Stored entries

#####

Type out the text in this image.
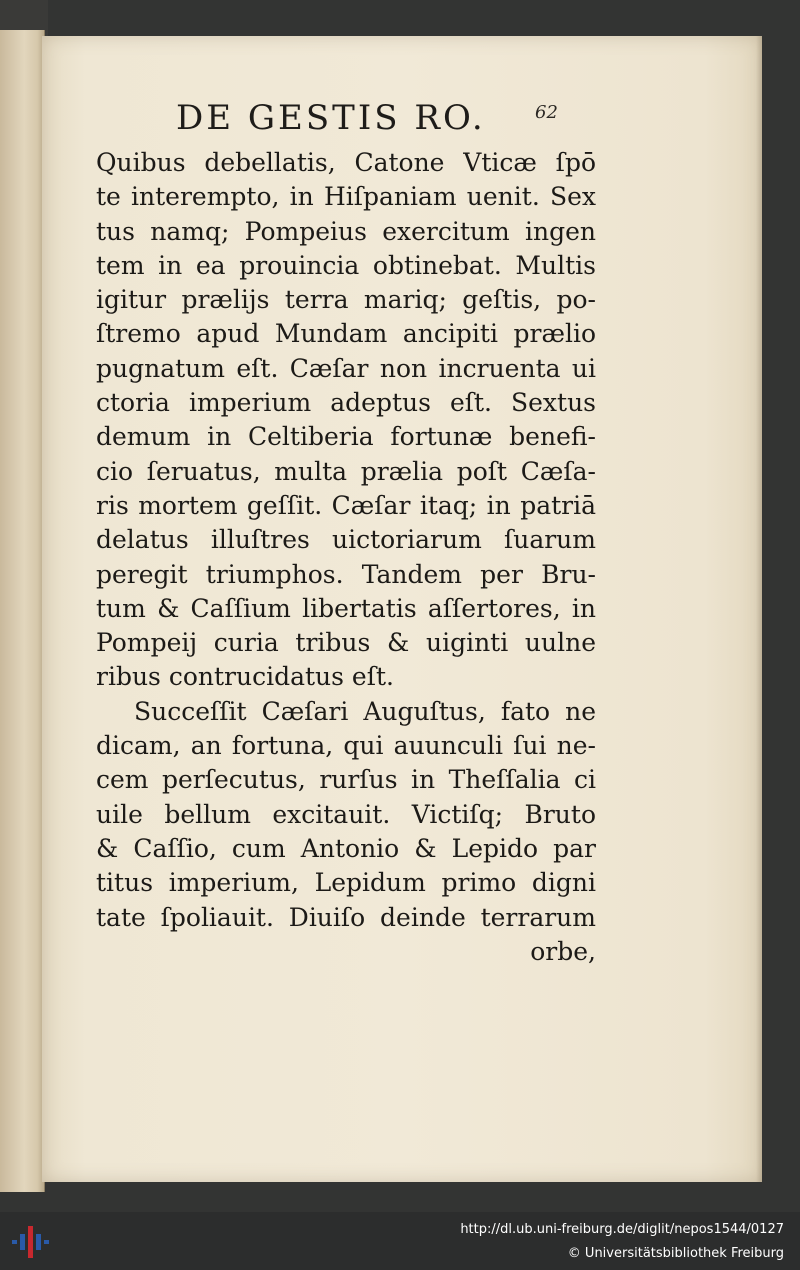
DE GESTIS RO.	62
Quibus debellatis, Catone Vticæ ſpō
te interempto, in Hiſpaniam uenit. Sex
tus namq; Pompeius exercitum ingen
tem in ea prouincia obtinebat. Multis
igitur prælijs terra mariq; geſtis, po-
ſtremo apud Mundam ancipiti prælio
pugnatum eſt. Cæſar non incruenta ui
ctoria imperium adeptus eſt. Sextus
demum in Celtiberia fortunæ benefi-
cio ſeruatus, multa prælia poſt Cæſa-
ris mortem geſſit. Cæſar itaq; in patriā
delatus illuſtres uictoriarum ſuarum
peregit triumphos. Tandem per Bru-
tum & Caſſium libertatis aſſertores, in
Pompeij curia tribus & uiginti uulne
ribus contrucidatus eſt.
Succeſſit Cæſari Auguſtus, fato ne
dicam, an fortuna, qui auunculi ſui ne-
cem perſecutus, rurſus in Theſſalia ci
uile bellum excitauit. Victiſq; Bruto
& Caſſio, cum Antonio & Lepido par
titus imperium, Lepidum primo digni
tate ſpoliauit. Diuiſo deinde terrarum
orbe,
http://dl.ub.uni-freiburg.de/diglit/nepos1544/0127
© Universitätsbibliothek Freiburg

#####

» Job: Omit all pictures while transcribing the entries verbatim.

» Response:
Type out the text in this image.
DE GESTIS RO.	62
Quibus debellatis, Catone Vticæ ſpō
te interempto, in Hiſpaniam uenit. Sex
tus namq; Pompeius exercitum ingen
tem in ea prouincia obtinebat. Multis
igitur prælijs terra mariq; geſtis, po-
ſtremo apud Mundam ancipiti prælio
pugnatum eſt. Cæſar non incruenta ui
ctoria imperium adeptus eſt. Sextus
demum in Celtiberia fortunæ benefi-
cio ſeruatus, multa prælia poſt Cæſa-
ris mortem geſſit. Cæſar itaq; in patriā
delatus illuſtres uictoriarum ſuarum
peregit triumphos. Tandem per Bru-
tum & Caſſium libertatis aſſertores, in
Pompeij curia tribus & uiginti uulne
ribus contrucidatus eſt.
Succeſſit Cæſari Auguſtus, fato ne
dicam, an fortuna, qui auunculi ſui ne-
cem perſecutus, rurſus in Theſſalia ci
uile bellum excitauit. Victiſq; Bruto
& Caſſio, cum Antonio & Lepido par
titus imperium, Lepidum primo digni
tate ſpoliauit. Diuiſo deinde terrarum
orbe,
http://dl.ub.uni-freiburg.de/diglit/nepos1544/0127
© Universitätsbibliothek Freiburg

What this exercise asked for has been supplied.